Restate the listing that follows word for word, without its pictures.

**GIVEN ENTRIES:**

============================================================

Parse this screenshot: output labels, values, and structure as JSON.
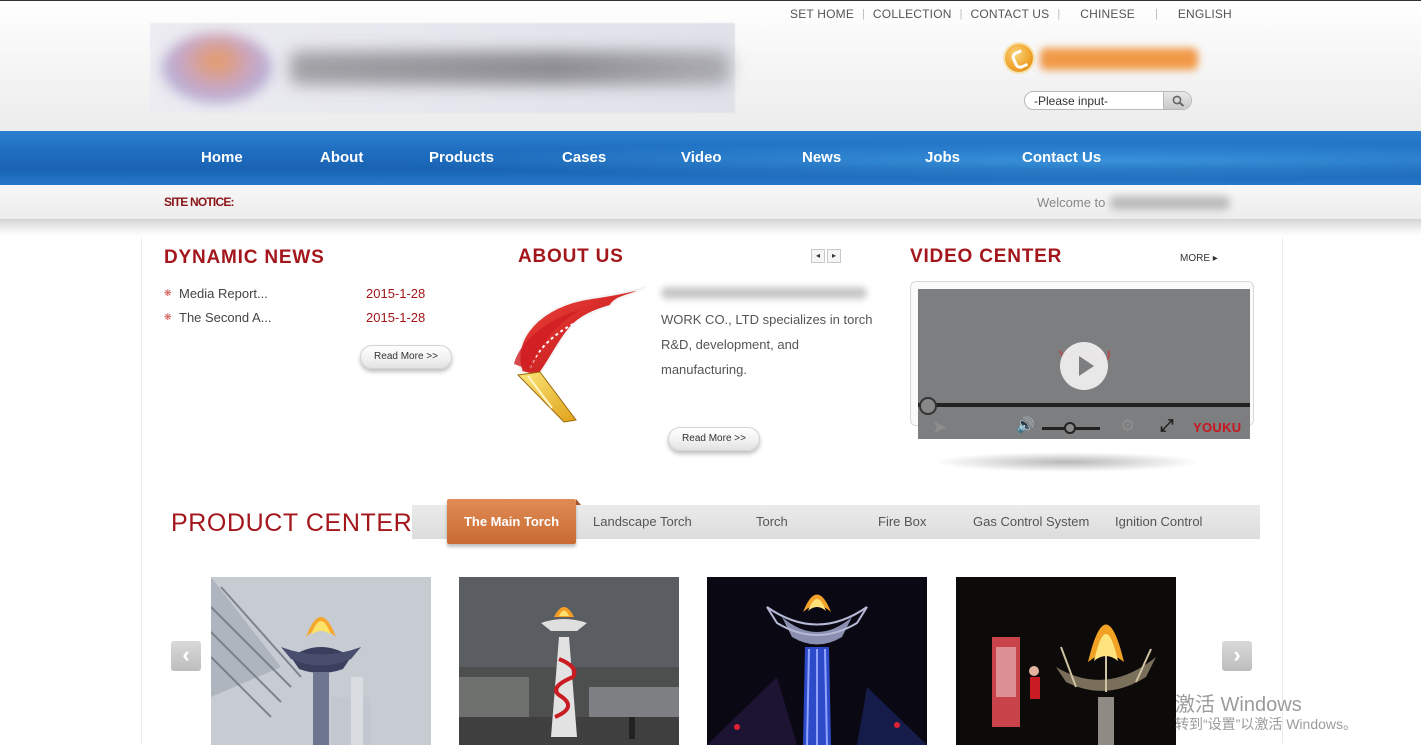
{
  "header": {
    "top_links": [
      "SET HOME",
      "COLLECTION",
      "CONTACT US",
      "CHINESE",
      "ENGLISH"
    ],
    "search_placeholder": "-Please input-"
  },
  "nav": {
    "items": [
      "Home",
      "About",
      "Products",
      "Cases",
      "Video",
      "News",
      "Jobs",
      "Contact Us"
    ]
  },
  "notice": {
    "label": "SITE NOTICE:",
    "text": "Welcome to"
  },
  "dynamic_news": {
    "title": "DYNAMIC NEWS",
    "items": [
      {
        "title": "Media Report...",
        "date": "2015-1-28"
      },
      {
        "title": "The Second A...",
        "date": "2015-1-28"
      }
    ],
    "read_more": "Read More >>"
  },
  "about": {
    "title": "ABOUT US",
    "prev": "◂",
    "next": "▸",
    "text": "WORK CO., LTD specializes in torch R&D, development, and manufacturing.",
    "read_more": "Read More >>"
  },
  "video": {
    "title": "VIDEO CENTER",
    "more": "MORE ▸",
    "brand": "YOUKU",
    "brand_center": "YOUKU"
  },
  "products": {
    "title": "PRODUCT CENTER",
    "tabs": [
      "The Main Torch",
      "Landscape Torch",
      "Torch",
      "Fire Box",
      "Gas Control System",
      "Ignition Control"
    ],
    "active_tab": "The Main Torch"
  },
  "watermark": {
    "line1": "激活 Windows",
    "line2": "转到“设置”以激活 Windows。"
  },
  "colors": {
    "accent_red": "#a3161b",
    "nav_blue": "#1f6fc1",
    "active_tab_orange": "#d57840"
  }
}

============================================================

**OUTPUT OF THE EXERCISE:**
Parse this screenshot: output labels, values, and structure as JSON.
{
  "header": {
    "top_links": [
      "SET HOME",
      "COLLECTION",
      "CONTACT US",
      "CHINESE",
      "ENGLISH"
    ],
    "search_placeholder": "-Please input-"
  },
  "nav": {
    "items": [
      "Home",
      "About",
      "Products",
      "Cases",
      "Video",
      "News",
      "Jobs",
      "Contact Us"
    ]
  },
  "notice": {
    "label": "SITE NOTICE:",
    "text": "Welcome to"
  },
  "dynamic_news": {
    "title": "DYNAMIC NEWS",
    "items": [
      {
        "title": "Media Report...",
        "date": "2015-1-28"
      },
      {
        "title": "The Second A...",
        "date": "2015-1-28"
      }
    ],
    "read_more": "Read More >>"
  },
  "about": {
    "title": "ABOUT US",
    "prev": "◂",
    "next": "▸",
    "text": "WORK CO., LTD specializes in torch R&D, development, and manufacturing.",
    "read_more": "Read More >>"
  },
  "video": {
    "title": "VIDEO CENTER",
    "more": "MORE ▸",
    "brand": "YOUKU",
    "brand_center": "YOUKU"
  },
  "products": {
    "title": "PRODUCT CENTER",
    "tabs": [
      "The Main Torch",
      "Landscape Torch",
      "Torch",
      "Fire Box",
      "Gas Control System",
      "Ignition Control"
    ],
    "active_tab": "The Main Torch"
  },
  "watermark": {
    "line1": "激活 Windows",
    "line2": "转到“设置”以激活 Windows。"
  },
  "colors": {
    "accent_red": "#a3161b",
    "nav_blue": "#1f6fc1",
    "active_tab_orange": "#d57840"
  }
}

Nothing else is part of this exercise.